Excerpted passage:
Marcel Louis Forhan was born on November 17, 1884, in Corbeil-Essonnes, France, the son of Louis Forhan and Céline Berthelot. He had a brother, Julien, and two sisters, Marcelline and Léa.

==Career==

He worked as an electrical engineer for the French company of tramways and electric lighting. Shortly before the first world war, the company sent him to the French concession in Shanghai. There he designed the power station which supplied the French-build trams with electricity.

He also participated in the installation of wireless Broadcasting stations.

==Occultism==

His books related out-of-body experiences using astral projection. He described a new paradigm, perhaps utopian, capable of creating a more equitable society which would not fear death and would act in a philanthropic way.

Some of its themes are common (but not specific) to Theosophy (the notion of karma, astral body, successive higher planes and spiritual evolution) and to authors such as Arthur Edward Powell.

==Personal life and death==
His fiancée, Suzanne Garbe (born February 4, 1892, Guise), joined him in China from Egypt where she lived with her mother. They married on August 17, 1914, in Shanghai. In China, they had three children, Max (born in 1915), Marcel-André (born in 1919) and Robert (born in 1920).

Supplied material:
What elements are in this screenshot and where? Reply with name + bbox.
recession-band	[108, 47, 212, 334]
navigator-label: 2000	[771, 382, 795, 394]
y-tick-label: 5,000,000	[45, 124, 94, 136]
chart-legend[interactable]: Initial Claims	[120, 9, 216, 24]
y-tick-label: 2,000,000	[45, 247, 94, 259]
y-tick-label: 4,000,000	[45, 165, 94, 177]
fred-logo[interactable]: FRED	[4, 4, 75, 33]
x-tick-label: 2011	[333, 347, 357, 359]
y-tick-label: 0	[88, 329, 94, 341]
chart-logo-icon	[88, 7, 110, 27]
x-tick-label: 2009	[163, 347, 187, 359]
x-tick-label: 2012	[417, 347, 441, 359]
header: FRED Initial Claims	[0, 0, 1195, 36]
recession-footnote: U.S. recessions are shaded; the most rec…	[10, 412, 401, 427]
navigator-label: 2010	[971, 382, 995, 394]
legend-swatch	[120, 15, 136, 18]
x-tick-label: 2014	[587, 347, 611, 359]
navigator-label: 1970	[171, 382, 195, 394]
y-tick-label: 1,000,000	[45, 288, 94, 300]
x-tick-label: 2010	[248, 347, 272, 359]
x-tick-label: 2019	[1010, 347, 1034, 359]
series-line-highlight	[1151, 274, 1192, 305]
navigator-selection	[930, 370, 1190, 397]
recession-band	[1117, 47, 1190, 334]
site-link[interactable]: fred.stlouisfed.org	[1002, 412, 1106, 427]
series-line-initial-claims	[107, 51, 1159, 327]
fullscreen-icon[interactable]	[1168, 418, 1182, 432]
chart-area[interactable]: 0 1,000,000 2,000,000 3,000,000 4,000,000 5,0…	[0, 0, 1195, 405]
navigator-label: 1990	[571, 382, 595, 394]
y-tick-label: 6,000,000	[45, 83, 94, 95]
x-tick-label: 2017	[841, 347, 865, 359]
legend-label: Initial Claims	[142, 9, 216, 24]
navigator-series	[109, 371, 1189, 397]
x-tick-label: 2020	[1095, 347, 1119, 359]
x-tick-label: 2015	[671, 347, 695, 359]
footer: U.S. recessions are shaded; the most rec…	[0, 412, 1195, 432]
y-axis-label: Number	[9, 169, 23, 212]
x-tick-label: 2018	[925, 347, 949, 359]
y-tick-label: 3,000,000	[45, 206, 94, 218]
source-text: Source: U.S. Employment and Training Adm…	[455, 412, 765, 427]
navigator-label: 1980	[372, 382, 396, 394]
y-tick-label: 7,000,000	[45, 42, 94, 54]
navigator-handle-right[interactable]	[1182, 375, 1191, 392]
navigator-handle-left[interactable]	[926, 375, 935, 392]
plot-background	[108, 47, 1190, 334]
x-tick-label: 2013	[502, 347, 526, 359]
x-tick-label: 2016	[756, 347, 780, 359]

Directions: Reproduce the Forhan biography word for word from "He worked as" to "a philanthropic way.". Work only from the Forhan biography.

Output:
He worked as an electrical engineer for the French company of tramways and electric lighting. Shortly before the first world war, the company sent him to the French concession in Shanghai. There he designed the power station which supplied the French-build trams with electricity.

He also participated in the installation of wireless Broadcasting stations.

==Occultism==

His books related out-of-body experiences using astral projection. He described a new paradigm, perhaps utopian, capable of creating a more equitable society which would not fear death and would act in a philanthropic way.